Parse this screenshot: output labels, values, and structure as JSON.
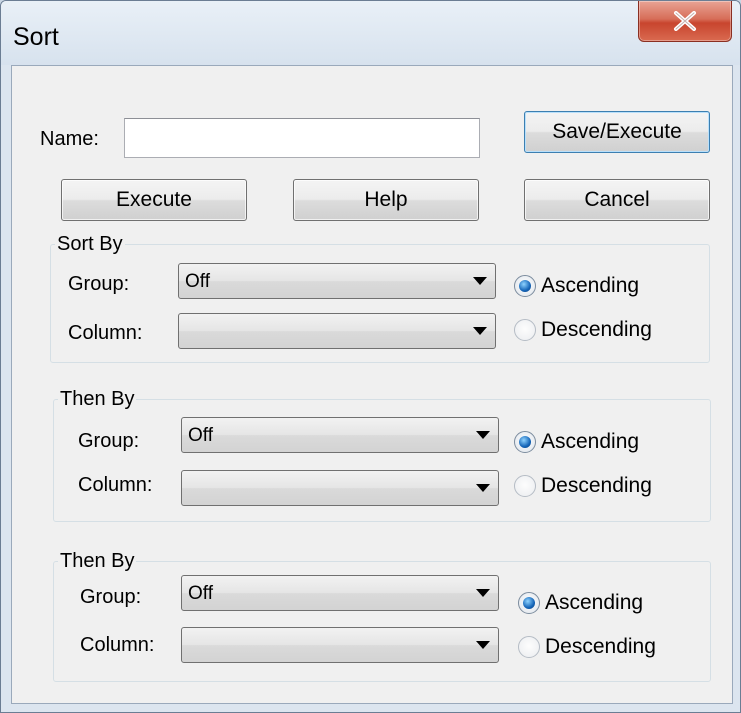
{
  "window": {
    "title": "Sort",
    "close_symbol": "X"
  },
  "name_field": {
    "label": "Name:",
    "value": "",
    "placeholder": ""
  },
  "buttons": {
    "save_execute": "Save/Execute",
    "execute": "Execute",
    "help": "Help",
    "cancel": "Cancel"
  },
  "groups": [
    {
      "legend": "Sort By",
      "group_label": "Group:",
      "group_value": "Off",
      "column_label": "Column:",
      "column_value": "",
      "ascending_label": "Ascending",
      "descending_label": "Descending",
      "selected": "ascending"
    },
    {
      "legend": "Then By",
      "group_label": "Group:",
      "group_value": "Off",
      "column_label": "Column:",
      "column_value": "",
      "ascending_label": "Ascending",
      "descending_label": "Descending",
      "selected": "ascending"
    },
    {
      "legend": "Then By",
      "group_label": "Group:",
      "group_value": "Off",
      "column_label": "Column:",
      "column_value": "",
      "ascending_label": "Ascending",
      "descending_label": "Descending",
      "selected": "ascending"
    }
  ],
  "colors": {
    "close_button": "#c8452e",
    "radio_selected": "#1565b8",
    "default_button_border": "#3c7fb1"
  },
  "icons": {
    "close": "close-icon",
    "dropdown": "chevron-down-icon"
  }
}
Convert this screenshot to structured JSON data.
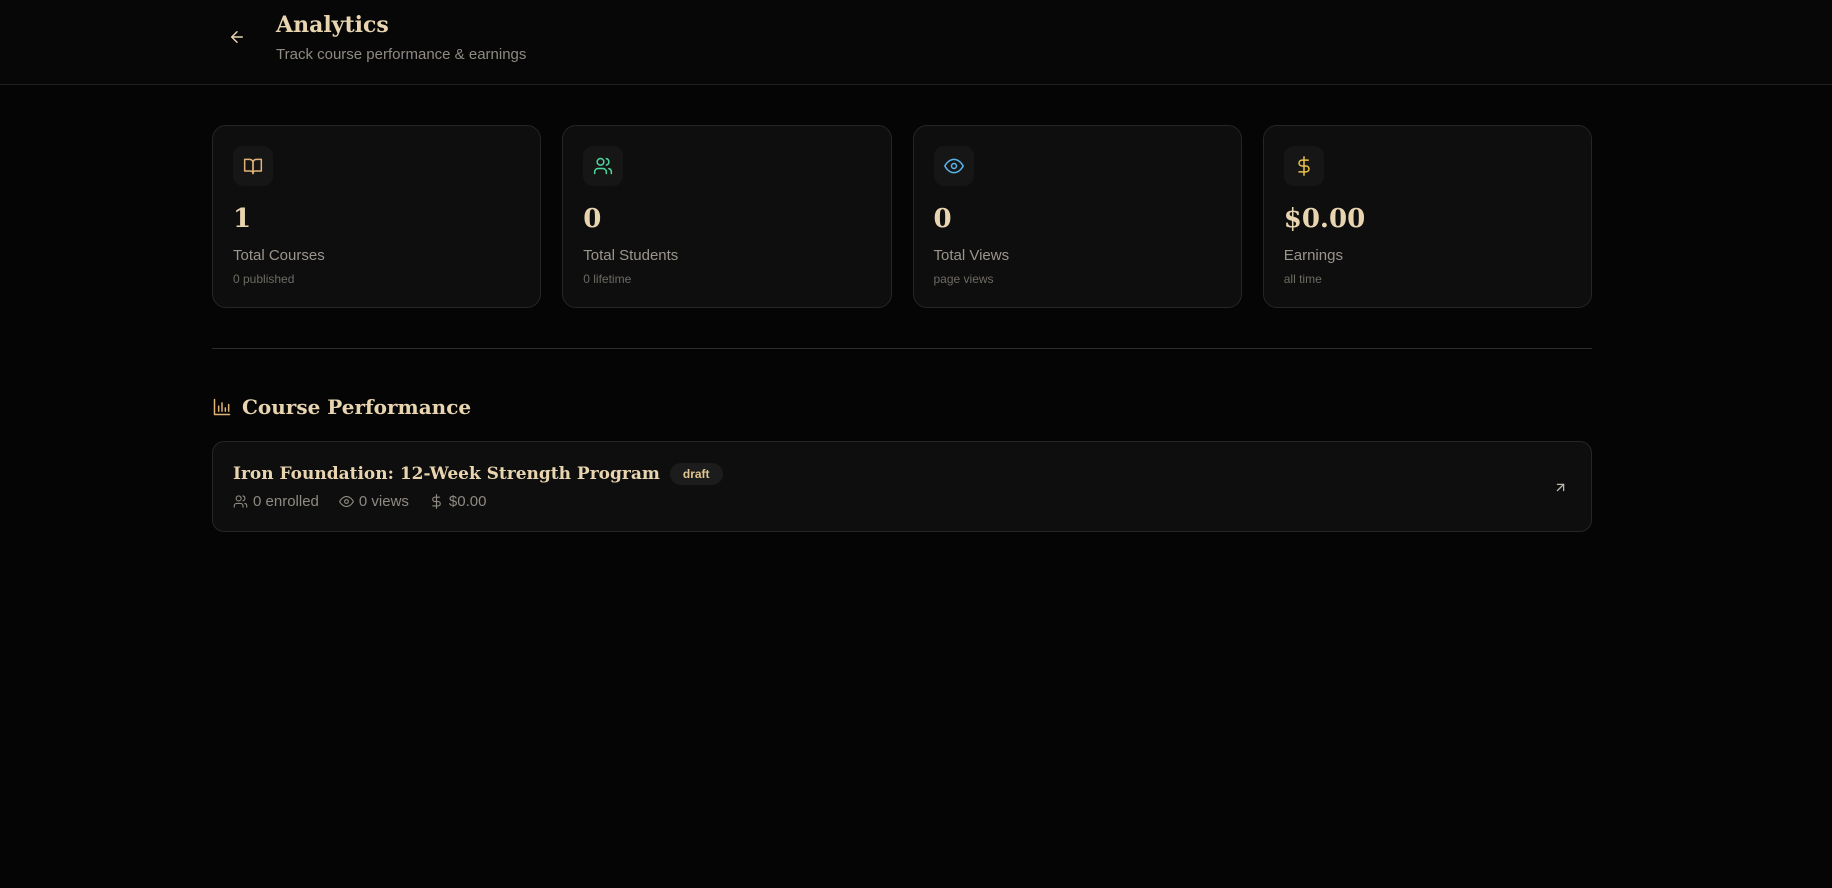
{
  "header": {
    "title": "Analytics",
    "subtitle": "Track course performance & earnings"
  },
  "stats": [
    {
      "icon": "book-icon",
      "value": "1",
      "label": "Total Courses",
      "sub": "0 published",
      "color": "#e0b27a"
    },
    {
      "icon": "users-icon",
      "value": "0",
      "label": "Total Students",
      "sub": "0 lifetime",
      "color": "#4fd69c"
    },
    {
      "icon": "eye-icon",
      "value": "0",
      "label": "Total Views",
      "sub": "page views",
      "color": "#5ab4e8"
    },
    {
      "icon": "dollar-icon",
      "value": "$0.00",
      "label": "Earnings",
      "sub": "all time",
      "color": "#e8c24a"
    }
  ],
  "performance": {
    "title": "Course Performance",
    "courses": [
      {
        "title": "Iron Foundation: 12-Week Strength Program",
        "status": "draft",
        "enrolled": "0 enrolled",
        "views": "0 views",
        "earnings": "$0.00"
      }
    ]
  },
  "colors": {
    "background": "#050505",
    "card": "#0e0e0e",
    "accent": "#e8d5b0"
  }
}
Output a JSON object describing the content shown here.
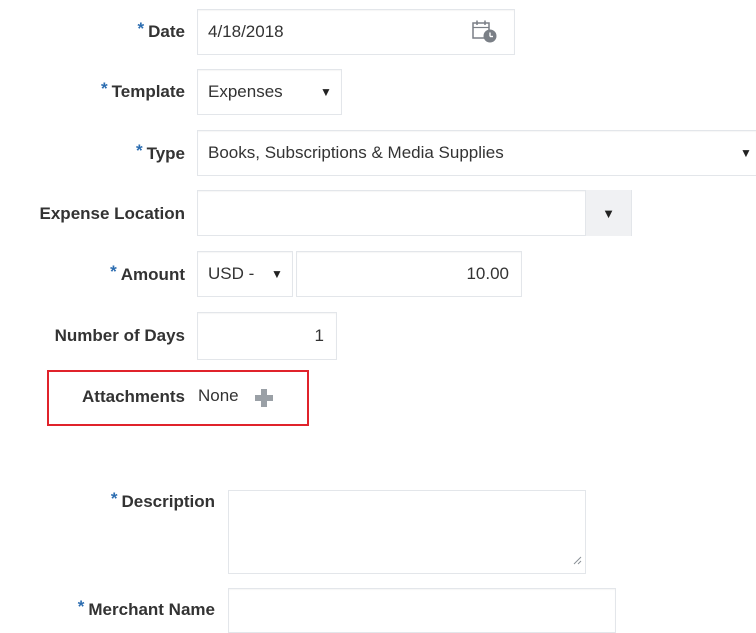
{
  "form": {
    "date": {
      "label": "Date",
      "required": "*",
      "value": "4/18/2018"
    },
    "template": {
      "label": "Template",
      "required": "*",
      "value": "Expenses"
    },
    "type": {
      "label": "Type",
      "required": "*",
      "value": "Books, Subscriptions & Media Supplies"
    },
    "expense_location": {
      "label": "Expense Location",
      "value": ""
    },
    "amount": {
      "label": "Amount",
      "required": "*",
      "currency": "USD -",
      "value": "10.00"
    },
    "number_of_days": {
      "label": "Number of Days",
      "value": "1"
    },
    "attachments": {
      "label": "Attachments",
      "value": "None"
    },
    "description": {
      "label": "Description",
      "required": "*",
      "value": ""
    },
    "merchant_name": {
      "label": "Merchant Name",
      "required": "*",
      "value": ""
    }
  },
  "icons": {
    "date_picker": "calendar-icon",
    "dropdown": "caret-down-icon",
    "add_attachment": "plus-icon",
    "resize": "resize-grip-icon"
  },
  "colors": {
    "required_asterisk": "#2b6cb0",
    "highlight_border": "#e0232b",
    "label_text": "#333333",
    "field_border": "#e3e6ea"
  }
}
-*-*-
Short exercise » Output a faithful copy of the data, with each picture left out.

Full response »
Parse this screenshot: output labels, values, and structure as JSON.
{
  "window": {
    "title": "Sort",
    "close_symbol": "X"
  },
  "name_field": {
    "label": "Name:",
    "value": "",
    "placeholder": ""
  },
  "buttons": {
    "save_execute": "Save/Execute",
    "execute": "Execute",
    "help": "Help",
    "cancel": "Cancel"
  },
  "groups": [
    {
      "legend": "Sort By",
      "group_label": "Group:",
      "group_value": "Off",
      "column_label": "Column:",
      "column_value": "",
      "ascending_label": "Ascending",
      "descending_label": "Descending",
      "selected": "ascending"
    },
    {
      "legend": "Then By",
      "group_label": "Group:",
      "group_value": "Off",
      "column_label": "Column:",
      "column_value": "",
      "ascending_label": "Ascending",
      "descending_label": "Descending",
      "selected": "ascending"
    },
    {
      "legend": "Then By",
      "group_label": "Group:",
      "group_value": "Off",
      "column_label": "Column:",
      "column_value": "",
      "ascending_label": "Ascending",
      "descending_label": "Descending",
      "selected": "ascending"
    }
  ],
  "colors": {
    "close_button": "#c8452e",
    "radio_selected": "#1565b8",
    "default_button_border": "#3c7fb1"
  },
  "icons": {
    "close": "close-icon",
    "dropdown": "chevron-down-icon"
  }
}
Convert this screenshot to structured JSON data.
{
  "header": {
    "title": "Analytics",
    "subtitle": "Track course performance & earnings"
  },
  "stats": [
    {
      "icon": "book-icon",
      "value": "1",
      "label": "Total Courses",
      "sub": "0 published",
      "color": "#e0b27a"
    },
    {
      "icon": "users-icon",
      "value": "0",
      "label": "Total Students",
      "sub": "0 lifetime",
      "color": "#4fd69c"
    },
    {
      "icon": "eye-icon",
      "value": "0",
      "label": "Total Views",
      "sub": "page views",
      "color": "#5ab4e8"
    },
    {
      "icon": "dollar-icon",
      "value": "$0.00",
      "label": "Earnings",
      "sub": "all time",
      "color": "#e8c24a"
    }
  ],
  "performance": {
    "title": "Course Performance",
    "courses": [
      {
        "title": "Iron Foundation: 12-Week Strength Program",
        "status": "draft",
        "enrolled": "0 enrolled",
        "views": "0 views",
        "earnings": "$0.00"
      }
    ]
  },
  "colors": {
    "background": "#050505",
    "card": "#0e0e0e",
    "accent": "#e8d5b0"
  }
}
Output a JSON object describing the content shown here.
{
  "form": {
    "date": {
      "label": "Date",
      "required": "*",
      "value": "4/18/2018"
    },
    "template": {
      "label": "Template",
      "required": "*",
      "value": "Expenses"
    },
    "type": {
      "label": "Type",
      "required": "*",
      "value": "Books, Subscriptions & Media Supplies"
    },
    "expense_location": {
      "label": "Expense Location",
      "value": ""
    },
    "amount": {
      "label": "Amount",
      "required": "*",
      "currency": "USD -",
      "value": "10.00"
    },
    "number_of_days": {
      "label": "Number of Days",
      "value": "1"
    },
    "attachments": {
      "label": "Attachments",
      "value": "None"
    },
    "description": {
      "label": "Description",
      "required": "*",
      "value": ""
    },
    "merchant_name": {
      "label": "Merchant Name",
      "required": "*",
      "value": ""
    }
  },
  "icons": {
    "date_picker": "calendar-icon",
    "dropdown": "caret-down-icon",
    "add_attachment": "plus-icon",
    "resize": "resize-grip-icon"
  },
  "colors": {
    "required_asterisk": "#2b6cb0",
    "highlight_border": "#e0232b",
    "label_text": "#333333",
    "field_border": "#e3e6ea"
  }
}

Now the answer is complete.